----- Passage provided

Six Degrees of Separation: from ‘The Lottery’ to…

First Saturday of the month, and so it’s Six Degrees of Separation day. To find out how it works, please check out Booksaremyfavouriteandbest where Kate hosts this meme. Basically, Kate chooses a starting book, then you think of other books that lead off from it. This month, it was not a starting ‘book’ but instead a short story: ‘The Lottery’ by Shirley Jackson. As usual, I haven’t read it, so I’m riffing off the idea of a lottery.

A rather attractive montage of book covers don’t you think?

Well, life is a bit of a lottery I suppose, full of ‘what ifs’ and sliding door moments. Francis Spufford’s Light Perpetual takes the historical fact of fifteen children who died when a Woolworths store was bombed in a V-2 attack in London during November 1944. But instead of killing them off in the opening pages, he fictionalizes five of these children and lets them live- in fact, they weren’t even in the store- then follows them throughout their very ordinary lives. It’s a bit like the Seven-Up series but instead of dealing with real people, it’s all imagination. (My review here).

----------
----- Records provided

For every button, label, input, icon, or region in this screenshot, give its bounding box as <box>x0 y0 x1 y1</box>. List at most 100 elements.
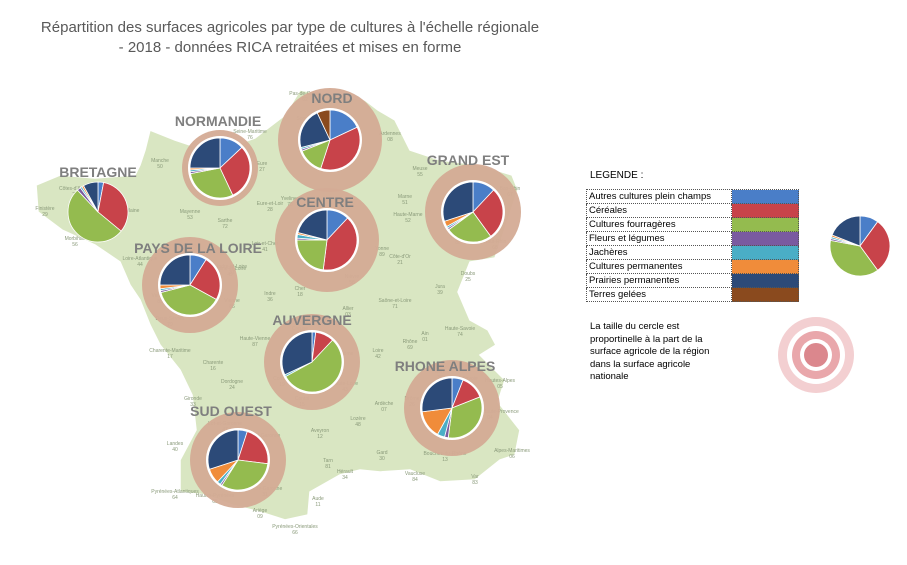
department-name: Loire-Atlantique <box>122 256 157 262</box>
region-label: BRETAGNE <box>59 164 137 180</box>
department-name: Marne <box>398 194 412 200</box>
legend-label: Fleurs et légumes <box>586 231 732 246</box>
department-code: 17 <box>167 354 173 360</box>
region-label: CENTRE <box>296 194 354 210</box>
department-code: 81 <box>325 464 331 470</box>
department-name: Indre <box>264 291 276 297</box>
pie-slice <box>83 181 99 213</box>
pie-slice <box>237 430 269 465</box>
pie-slice <box>421 377 453 413</box>
department-name: Haute-Vienne <box>240 336 271 342</box>
department-code: 13 <box>442 457 448 463</box>
region-pays-de-la-loire: PAYS DE LA LOIRE <box>134 237 262 333</box>
department-name: Hérault <box>337 469 354 475</box>
department-code: 52 <box>405 218 411 224</box>
pie-slice <box>190 167 234 199</box>
legend-label: Prairies permanentes <box>586 273 732 288</box>
pie-slice <box>316 109 331 141</box>
department-name: Seine-Maritime <box>233 129 267 135</box>
department-name: Jura <box>435 284 445 290</box>
region-normandie: NORMANDIE <box>175 113 261 206</box>
region-centre: CENTRE <box>275 188 379 292</box>
legend-row: Terres gelées <box>586 287 799 302</box>
region-label: NORMANDIE <box>175 113 261 129</box>
legend-swatch <box>731 273 799 288</box>
department-code: 21 <box>397 260 403 266</box>
department-name: Doubs <box>461 271 476 277</box>
department-name: Pyrénées-Orientales <box>272 524 318 530</box>
pie-slice <box>447 396 483 439</box>
department-name: Morbihan <box>65 236 86 242</box>
department-name: Lozère <box>350 416 366 422</box>
region-label: PAYS DE LA LOIRE <box>134 240 262 256</box>
department-code: 39 <box>437 290 443 296</box>
region-grand-est: GRAND EST <box>425 152 521 260</box>
region-label: RHONE ALPES <box>395 358 496 374</box>
legend-row: Cultures fourragères <box>586 217 799 232</box>
department-code: 87 <box>252 342 258 348</box>
region-label: SUD OUEST <box>190 403 272 419</box>
department-name: Var <box>471 474 479 480</box>
department-code: 16 <box>210 366 216 372</box>
department-name: Saône-et-Loire <box>378 298 411 304</box>
department-name: Ardèche <box>375 401 394 407</box>
legend-example-pie <box>829 215 891 277</box>
department-name: Ardennes <box>379 131 401 137</box>
department-code: 76 <box>247 135 253 141</box>
department-code: 51 <box>402 200 408 206</box>
region-label: NORD <box>311 90 352 106</box>
pie-slice <box>159 254 191 286</box>
department-code: 56 <box>72 242 78 248</box>
department-code: 83 <box>472 480 478 486</box>
legend-label: Autres cultures plein champs <box>586 189 732 204</box>
department-name: Dordogne <box>221 379 243 385</box>
size-note: La taille du cercle est proportinelle à … <box>590 321 710 382</box>
department-name: Gard <box>376 450 387 456</box>
department-code: 53 <box>187 215 193 221</box>
legend-title: LEGENDE : <box>590 170 644 181</box>
legend-swatch <box>731 203 799 218</box>
pie-slice <box>207 429 239 470</box>
department-name: Côte-d'Or <box>389 254 411 260</box>
region-label: GRAND EST <box>427 152 510 168</box>
legend-row: Cultures permanentes <box>586 259 799 274</box>
department-code: 84 <box>412 477 418 483</box>
legend-row: Céréales <box>586 203 799 218</box>
pie-slice <box>281 331 313 376</box>
region-bretagne: BRETAGNE <box>59 164 137 243</box>
department-name: Meuse <box>412 166 427 172</box>
department-name: Eure <box>257 161 268 167</box>
department-code: 36 <box>267 297 273 303</box>
size-circle-inner <box>804 343 828 367</box>
department-code: 01 <box>422 337 428 343</box>
legend-label: Cultures fourragères <box>586 217 732 232</box>
department-name: Aude <box>312 496 324 502</box>
department-code: 50 <box>157 164 163 170</box>
department-code: 12 <box>317 434 323 440</box>
pie-slice <box>859 221 891 271</box>
pie-slice <box>299 112 331 148</box>
department-code: 71 <box>392 304 398 310</box>
department-code: 09 <box>257 514 263 520</box>
department-code: 42 <box>375 354 381 360</box>
department-code: 05 <box>497 384 503 390</box>
department-code: 30 <box>379 456 385 462</box>
region-auvergne: AUVERGNE <box>264 312 360 410</box>
legend-label: Terres gelées <box>586 287 732 302</box>
department-code: 08 <box>387 137 393 143</box>
department-code: 03 <box>345 312 351 318</box>
region-nord: NORD <box>278 88 382 192</box>
legend-label: Cultures permanentes <box>586 259 732 274</box>
department-name: Côtes-d'Armor <box>59 186 91 192</box>
pie-slice <box>829 239 879 277</box>
department-name: Vaucluse <box>405 471 425 477</box>
department-name: Manche <box>151 158 169 164</box>
department-code: 64 <box>172 495 178 501</box>
department-name: Gironde <box>184 396 202 402</box>
department-code: 72 <box>222 224 228 230</box>
department-code: 74 <box>457 332 463 338</box>
pie-slice <box>831 215 861 247</box>
department-name: Cher <box>295 286 306 292</box>
region-label: AUVERGNE <box>272 312 351 328</box>
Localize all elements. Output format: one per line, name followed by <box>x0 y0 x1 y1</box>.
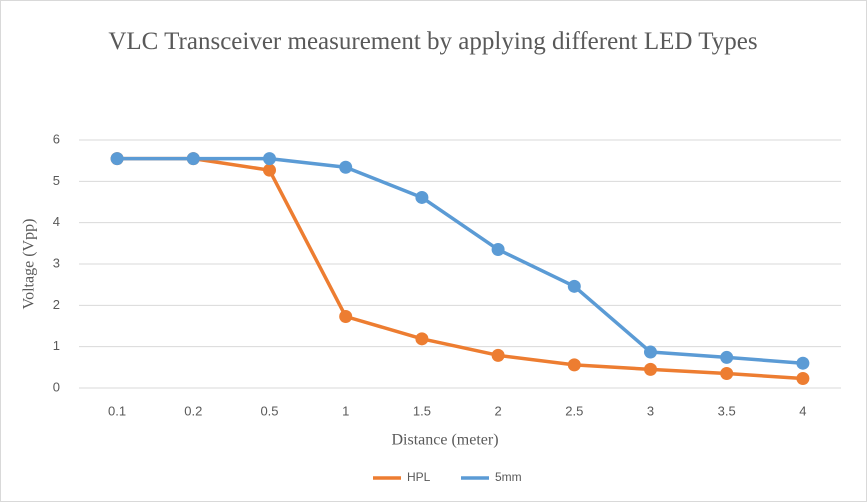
legend-label: HPL <box>407 470 431 484</box>
x-tick-label: 1 <box>342 403 349 418</box>
data-point <box>263 152 276 166</box>
y-tick-label: 1 <box>53 338 60 353</box>
y-tick-label: 4 <box>53 214 60 229</box>
y-tick-label: 6 <box>53 131 60 146</box>
x-tick-label: 1.5 <box>413 403 431 418</box>
x-tick-label: 2.5 <box>565 403 583 418</box>
y-tick-label: 5 <box>53 173 60 188</box>
data-point <box>567 358 581 372</box>
data-point <box>567 279 581 293</box>
chart-title: VLC Transceiver measurement by applying … <box>108 28 758 55</box>
legend-label: 5mm <box>495 470 522 484</box>
y-axis-label: Voltage (Vpp) <box>21 219 38 310</box>
x-tick-label: 0.2 <box>184 403 202 418</box>
data-point <box>186 152 200 166</box>
data-point <box>491 243 505 257</box>
x-tick-label: 0.1 <box>108 403 126 418</box>
data-point <box>415 332 429 346</box>
data-point <box>263 163 276 177</box>
x-tick-label: 2 <box>494 403 501 418</box>
data-point <box>720 367 734 381</box>
series-line <box>117 156 804 365</box>
data-point <box>110 152 124 166</box>
data-point <box>491 348 505 362</box>
x-axis-label: Distance (meter) <box>391 432 498 449</box>
data-point <box>796 371 810 385</box>
y-tick-label: 2 <box>53 297 60 312</box>
x-tick-label: 0.5 <box>260 403 278 418</box>
series-line <box>117 156 804 381</box>
data-point <box>415 190 429 204</box>
x-tick-label: 3 <box>647 403 654 418</box>
data-point <box>339 160 353 174</box>
data-point <box>644 362 657 376</box>
data-point <box>796 356 810 370</box>
data-point <box>339 309 353 323</box>
x-tick-label: 3.5 <box>718 403 736 418</box>
data-point <box>644 345 657 359</box>
y-tick-label: 3 <box>53 255 60 270</box>
x-tick-label: 4 <box>799 403 806 418</box>
y-tick-label: 0 <box>53 379 60 394</box>
data-point <box>720 350 734 364</box>
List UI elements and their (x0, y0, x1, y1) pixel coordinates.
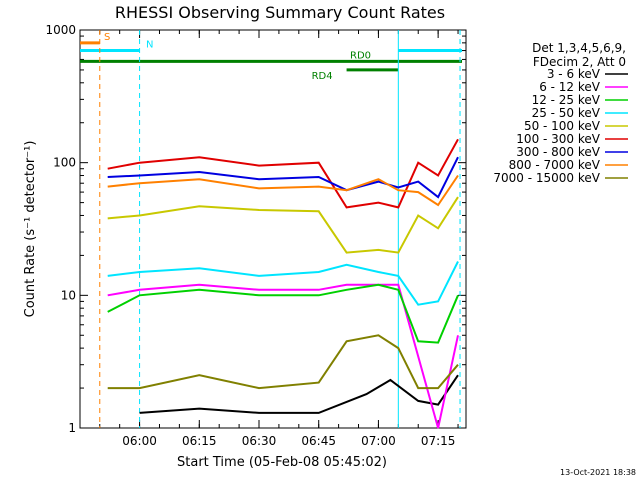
chart-layer: 1 10 100 1000 06:00 06:15 06:30 06:45 07:00 07:15… (45, 23, 466, 448)
legend-label: 25 - 50 keV (532, 106, 601, 120)
legend-label: 12 - 25 keV (532, 93, 601, 107)
x-tick-label: 06:45 (301, 434, 336, 448)
series-line (107, 334, 459, 390)
plot-frame (79, 29, 467, 429)
x-tick-label: 06:15 (182, 434, 217, 448)
state-bar-label: S (104, 32, 110, 43)
footer-date: 13-Oct-2021 18:38 (560, 468, 636, 477)
x-tick-label: 06:30 (242, 434, 277, 448)
x-axis-label: Start Time (05-Feb-08 05:45:02) (177, 455, 387, 470)
chart-title: RHESSI Observing Summary Count Rates (115, 3, 445, 22)
state-bar-label: RD0 (350, 50, 371, 61)
series-line (107, 174, 459, 207)
legend-header-line: FDecim 2, Att 0 (533, 55, 626, 69)
series-line (107, 283, 459, 429)
x-tick-label: 06:00 (122, 434, 157, 448)
legend-label: 50 - 100 keV (524, 119, 601, 133)
x-tick-label: 07:15 (421, 434, 456, 448)
series-line (107, 138, 459, 209)
series-line (107, 261, 459, 306)
x-tick-label: 07:00 (361, 434, 396, 448)
series-line (107, 283, 459, 344)
y-tick-label: 10 (61, 288, 76, 302)
state-bar-label: N (146, 40, 153, 51)
state-bar-label: RD4 (312, 71, 333, 82)
legend-label: 6 - 12 keV (539, 80, 601, 94)
legend-label: 100 - 300 keV (516, 132, 600, 146)
legend-label: 800 - 7000 keV (509, 158, 601, 172)
y-axis-label: Count Rate (s⁻¹ detector⁻¹) (23, 141, 38, 318)
y-tick-label: 1000 (45, 23, 76, 37)
y-tick-label: 100 (53, 156, 76, 170)
legend: Det 1,3,4,5,6,9, FDecim 2, Att 0 3 - 6 k… (493, 41, 628, 185)
legend-header-line: Det 1,3,4,5,6,9, (532, 41, 626, 55)
legend-label: 3 - 6 keV (547, 67, 601, 81)
series-line (139, 374, 459, 414)
legend-label: 300 - 800 keV (516, 145, 600, 159)
legend-label: 7000 - 15000 keV (493, 171, 600, 185)
y-tick-label: 1 (68, 421, 76, 435)
series-line (107, 196, 459, 254)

----------

## Given request 1
Update the stretch of the Six Degrees of Separation post that begins with "Six Degrees of Separation: from" and ends with "of a lottery." by writing it out again with "challenge" in place of "meme".
## Given request 2
Carry the Six Degrees of Separation post forward, beginning right after its final sentence.

## Exercise result 1
Six Degrees of Separation: from ‘The Lottery’ to…

First Saturday of the month, and so it’s Six Degrees of Separation day. To find out how it works, please check out Booksaremyfavouriteandbest where Kate hosts this challenge. Basically, Kate chooses a starting book, then you think of other books that lead off from it. This month, it was not a starting ‘book’ but instead a short story: ‘The Lottery’ by Shirley Jackson. As usual, I haven’t read it, so I’m riffing off the idea of a lottery.

## Exercise result 2
Well they didn’t really die in that book, but in Kate Atkinson’s Life after Life, Ursula dies multiple times, each death marked by the appearance of snow before darkness falls. She is strangled by her umbilical cord at birth: or she is not. She catches Spanish influenza: or she does not. She is beaten to death by a brutal husband: or she is not. She is killed in an air-raid attack during the Blitz: or she is not. All a bit of a lottery, really. (My review here)

Elizabeth Marsh, an otherwise completely anonymous but real-life woman, had just the one life but lived it as part of a family that lived in the Caribbean, the Americans, Britain, France, Spain Italy, Brussels, Hamburg, Menorca and Madiera, India, New South Wales, Marrakech, Tunis, Cairo, Sierra Leone and the west coast of Africa. The Ordeal of Elizabeth Marsh, written by noted historian Linda Colley, is history in its own right, with much to say about mobility, networks, sea-consciousness and the British navy, trade and the intersection of the domestic and intimate with the commercial. (My review here)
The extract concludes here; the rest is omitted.